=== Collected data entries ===
..........

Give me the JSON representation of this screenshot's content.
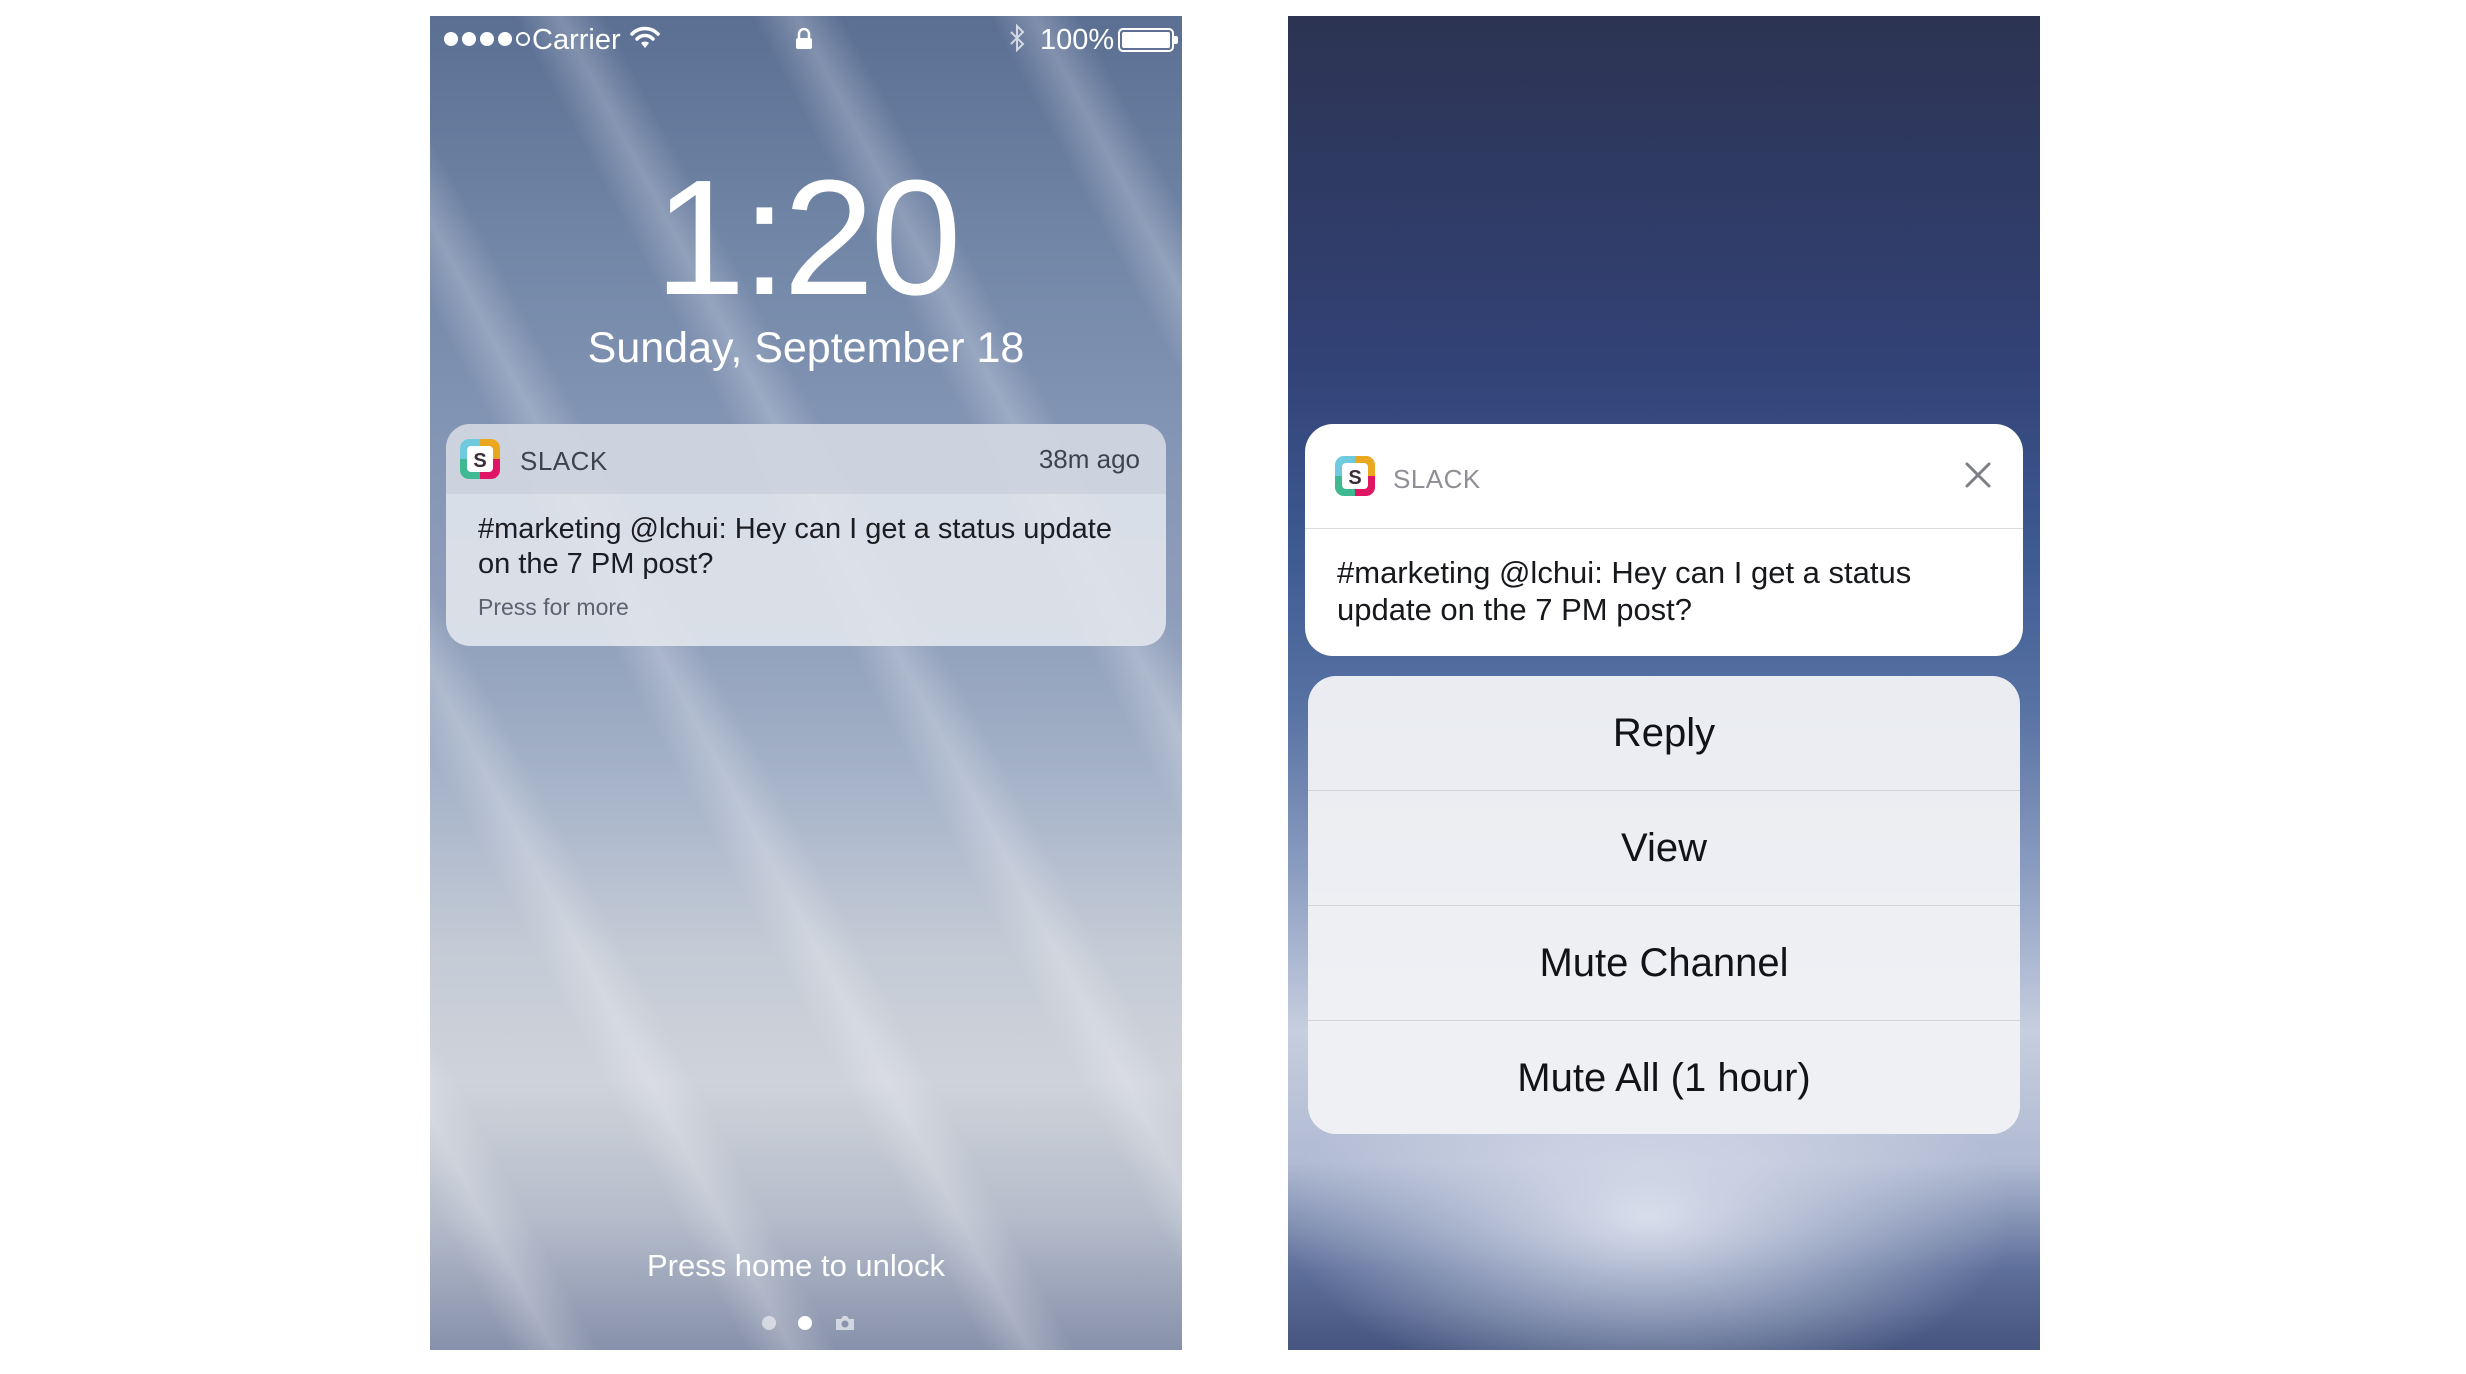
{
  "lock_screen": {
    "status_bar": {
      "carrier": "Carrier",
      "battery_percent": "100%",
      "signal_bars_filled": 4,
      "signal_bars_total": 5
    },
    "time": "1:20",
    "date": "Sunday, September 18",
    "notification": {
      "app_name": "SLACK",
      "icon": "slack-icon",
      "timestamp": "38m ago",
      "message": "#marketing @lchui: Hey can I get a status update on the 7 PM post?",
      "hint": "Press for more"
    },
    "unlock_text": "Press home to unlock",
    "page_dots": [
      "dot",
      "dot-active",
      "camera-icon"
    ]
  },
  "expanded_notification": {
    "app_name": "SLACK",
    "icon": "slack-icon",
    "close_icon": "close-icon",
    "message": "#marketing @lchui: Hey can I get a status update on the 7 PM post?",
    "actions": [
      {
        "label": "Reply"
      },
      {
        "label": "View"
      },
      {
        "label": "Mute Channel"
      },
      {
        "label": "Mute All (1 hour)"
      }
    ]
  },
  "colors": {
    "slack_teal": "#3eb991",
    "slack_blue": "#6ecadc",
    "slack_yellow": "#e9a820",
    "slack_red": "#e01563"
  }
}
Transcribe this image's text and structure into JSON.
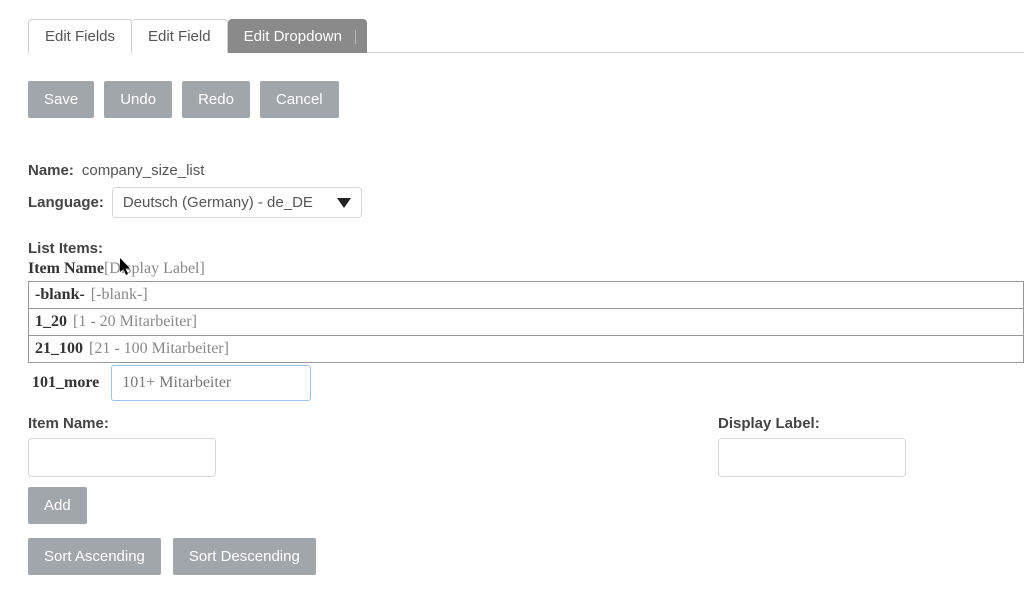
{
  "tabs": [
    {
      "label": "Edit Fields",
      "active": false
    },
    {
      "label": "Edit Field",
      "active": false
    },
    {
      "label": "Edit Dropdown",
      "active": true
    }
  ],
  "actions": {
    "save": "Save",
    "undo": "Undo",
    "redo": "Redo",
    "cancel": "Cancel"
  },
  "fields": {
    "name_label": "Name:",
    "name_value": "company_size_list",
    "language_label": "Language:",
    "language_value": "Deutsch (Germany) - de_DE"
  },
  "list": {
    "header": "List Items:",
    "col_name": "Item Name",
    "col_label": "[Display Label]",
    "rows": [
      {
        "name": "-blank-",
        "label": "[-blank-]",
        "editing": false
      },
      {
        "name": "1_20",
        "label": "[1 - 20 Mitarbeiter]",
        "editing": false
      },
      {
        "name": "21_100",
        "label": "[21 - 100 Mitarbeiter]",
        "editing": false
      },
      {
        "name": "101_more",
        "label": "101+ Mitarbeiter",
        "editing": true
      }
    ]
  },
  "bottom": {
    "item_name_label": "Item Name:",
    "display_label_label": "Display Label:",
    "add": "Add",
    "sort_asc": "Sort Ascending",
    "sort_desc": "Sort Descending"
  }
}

..........

=== TASK TO CARRY OUT ===
Retype each entry precisely. Skip images entirely.

=== WRITTEN RESPONSE ===
Give me the JSON representation of this screenshot's content.
{
  "lock_screen": {
    "status_bar": {
      "carrier": "Carrier",
      "battery_percent": "100%",
      "signal_bars_filled": 4,
      "signal_bars_total": 5
    },
    "time": "1:20",
    "date": "Sunday, September 18",
    "notification": {
      "app_name": "SLACK",
      "icon": "slack-icon",
      "timestamp": "38m ago",
      "message": "#marketing @lchui: Hey can I get a status update on the 7 PM post?",
      "hint": "Press for more"
    },
    "unlock_text": "Press home to unlock",
    "page_dots": [
      "dot",
      "dot-active",
      "camera-icon"
    ]
  },
  "expanded_notification": {
    "app_name": "SLACK",
    "icon": "slack-icon",
    "close_icon": "close-icon",
    "message": "#marketing @lchui: Hey can I get a status update on the 7 PM post?",
    "actions": [
      {
        "label": "Reply"
      },
      {
        "label": "View"
      },
      {
        "label": "Mute Channel"
      },
      {
        "label": "Mute All (1 hour)"
      }
    ]
  },
  "colors": {
    "slack_teal": "#3eb991",
    "slack_blue": "#6ecadc",
    "slack_yellow": "#e9a820",
    "slack_red": "#e01563"
  }
}
Transcribe this image's text and structure into JSON.
{
  "tabs": [
    {
      "label": "Edit Fields",
      "active": false
    },
    {
      "label": "Edit Field",
      "active": false
    },
    {
      "label": "Edit Dropdown",
      "active": true
    }
  ],
  "actions": {
    "save": "Save",
    "undo": "Undo",
    "redo": "Redo",
    "cancel": "Cancel"
  },
  "fields": {
    "name_label": "Name:",
    "name_value": "company_size_list",
    "language_label": "Language:",
    "language_value": "Deutsch (Germany) - de_DE"
  },
  "list": {
    "header": "List Items:",
    "col_name": "Item Name",
    "col_label": "[Display Label]",
    "rows": [
      {
        "name": "-blank-",
        "label": "[-blank-]",
        "editing": false
      },
      {
        "name": "1_20",
        "label": "[1 - 20 Mitarbeiter]",
        "editing": false
      },
      {
        "name": "21_100",
        "label": "[21 - 100 Mitarbeiter]",
        "editing": false
      },
      {
        "name": "101_more",
        "label": "101+ Mitarbeiter",
        "editing": true
      }
    ]
  },
  "bottom": {
    "item_name_label": "Item Name:",
    "display_label_label": "Display Label:",
    "add": "Add",
    "sort_asc": "Sort Ascending",
    "sort_desc": "Sort Descending"
  }
}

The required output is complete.